▶ _Exercise goal_:
Extract the whole listing as it stands. Do not include the pictures.

▶ _Listed entries_:

** begin **

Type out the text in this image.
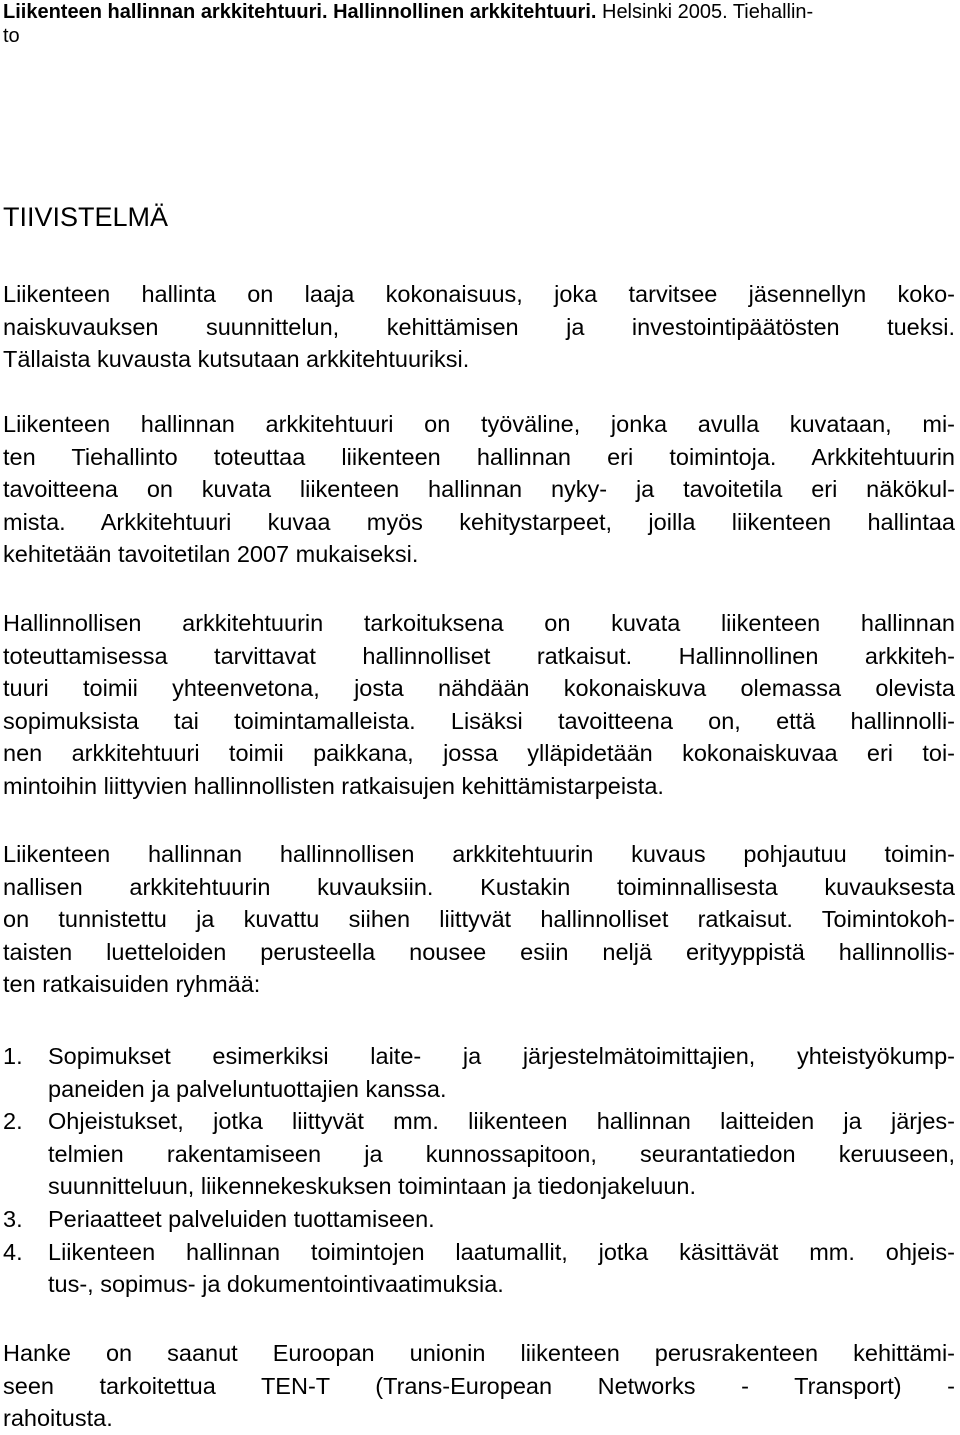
Liikenteen hallinnan arkkitehtuuri. Hallinnollinen arkkitehtuuri. Helsinki 2005. Tiehallin-
to
TIIVISTELMÄ

Liikenteen hallinta on laaja kokonaisuus, joka tarvitsee jäsennellyn koko-
naiskuvauksen suunnittelun, kehittämisen ja investointipäätösten tueksi.
Tällaista kuvausta kutsutaan arkkitehtuuriksi.

Liikenteen hallinnan arkkitehtuuri on työväline, jonka avulla kuvataan, mi-
ten Tiehallinto toteuttaa liikenteen hallinnan eri toimintoja. Arkkitehtuurin
tavoitteena on kuvata liikenteen hallinnan nyky- ja tavoitetila eri näkökul-
mista. Arkkitehtuuri kuvaa myös kehitystarpeet, joilla liikenteen hallintaa
kehitetään tavoitetilan 2007 mukaiseksi.

Hallinnollisen arkkitehtuurin tarkoituksena on kuvata liikenteen hallinnan
toteuttamisessa tarvittavat hallinnolliset ratkaisut. Hallinnollinen arkkiteh-
tuuri toimii yhteenvetona, josta nähdään kokonaiskuva olemassa olevista
sopimuksista tai toimintamalleista. Lisäksi tavoitteena on, että hallinnolli-
nen arkkitehtuuri toimii paikkana, jossa ylläpidetään kokonaiskuvaa eri toi-
mintoihin liittyvien hallinnollisten ratkaisujen kehittämistarpeista.

Liikenteen hallinnan hallinnollisen arkkitehtuurin kuvaus pohjautuu toimin-
nallisen arkkitehtuurin kuvauksiin. Kustakin toiminnallisesta kuvauksesta
on tunnistettu ja kuvattu siihen liittyvät hallinnolliset ratkaisut. Toimintokoh-
taisten luetteloiden perusteella nousee esiin neljä erityyppistä hallinnollis-
ten ratkaisuiden ryhmää:

1. Sopimukset esimerkiksi laite- ja järjestelmätoimittajien, yhteistyökump-
paneiden ja palveluntuottajien kanssa.
2. Ohjeistukset, jotka liittyvät mm. liikenteen hallinnan laitteiden ja järjes-
telmien rakentamiseen ja kunnossapitoon, seurantatiedon keruuseen,
suunnitteluun, liikennekeskuksen toimintaan ja tiedonjakeluun.
3. Periaatteet palveluiden tuottamiseen.
4. Liikenteen hallinnan toimintojen laatumallit, jotka käsittävät mm. ohjeis-
tus-, sopimus- ja dokumentointivaatimuksia.

Hanke on saanut Euroopan unionin liikenteen perusrakenteen kehittämi-
seen tarkoitettua TEN-T (Trans-European Networks - Transport) -
rahoitusta.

** end **

▶ _Exercise answer_:
Type out the text in this image.
Liikenteen hallinnan arkkitehtuuri. Hallinnollinen arkkitehtuuri. Helsinki 2005. Tiehallin-
to
TIIVISTELMÄ

Liikenteen hallinta on laaja kokonaisuus, joka tarvitsee jäsennellyn koko-
naiskuvauksen suunnittelun, kehittämisen ja investointipäätösten tueksi.
Tällaista kuvausta kutsutaan arkkitehtuuriksi.

Liikenteen hallinnan arkkitehtuuri on työväline, jonka avulla kuvataan, mi-
ten Tiehallinto toteuttaa liikenteen hallinnan eri toimintoja. Arkkitehtuurin
tavoitteena on kuvata liikenteen hallinnan nyky- ja tavoitetila eri näkökul-
mista. Arkkitehtuuri kuvaa myös kehitystarpeet, joilla liikenteen hallintaa
kehitetään tavoitetilan 2007 mukaiseksi.

Hallinnollisen arkkitehtuurin tarkoituksena on kuvata liikenteen hallinnan
toteuttamisessa tarvittavat hallinnolliset ratkaisut. Hallinnollinen arkkiteh-
tuuri toimii yhteenvetona, josta nähdään kokonaiskuva olemassa olevista
sopimuksista tai toimintamalleista. Lisäksi tavoitteena on, että hallinnolli-
nen arkkitehtuuri toimii paikkana, jossa ylläpidetään kokonaiskuvaa eri toi-
mintoihin liittyvien hallinnollisten ratkaisujen kehittämistarpeista.

Liikenteen hallinnan hallinnollisen arkkitehtuurin kuvaus pohjautuu toimin-
nallisen arkkitehtuurin kuvauksiin. Kustakin toiminnallisesta kuvauksesta
on tunnistettu ja kuvattu siihen liittyvät hallinnolliset ratkaisut. Toimintokoh-
taisten luetteloiden perusteella nousee esiin neljä erityyppistä hallinnollis-
ten ratkaisuiden ryhmää:

1. Sopimukset esimerkiksi laite- ja järjestelmätoimittajien, yhteistyökump-
paneiden ja palveluntuottajien kanssa.
2. Ohjeistukset, jotka liittyvät mm. liikenteen hallinnan laitteiden ja järjes-
telmien rakentamiseen ja kunnossapitoon, seurantatiedon keruuseen,
suunnitteluun, liikennekeskuksen toimintaan ja tiedonjakeluun.
3. Periaatteet palveluiden tuottamiseen.
4. Liikenteen hallinnan toimintojen laatumallit, jotka käsittävät mm. ohjeis-
tus-, sopimus- ja dokumentointivaatimuksia.

Hanke on saanut Euroopan unionin liikenteen perusrakenteen kehittämi-
seen tarkoitettua TEN-T (Trans-European Networks - Transport) -
rahoitusta.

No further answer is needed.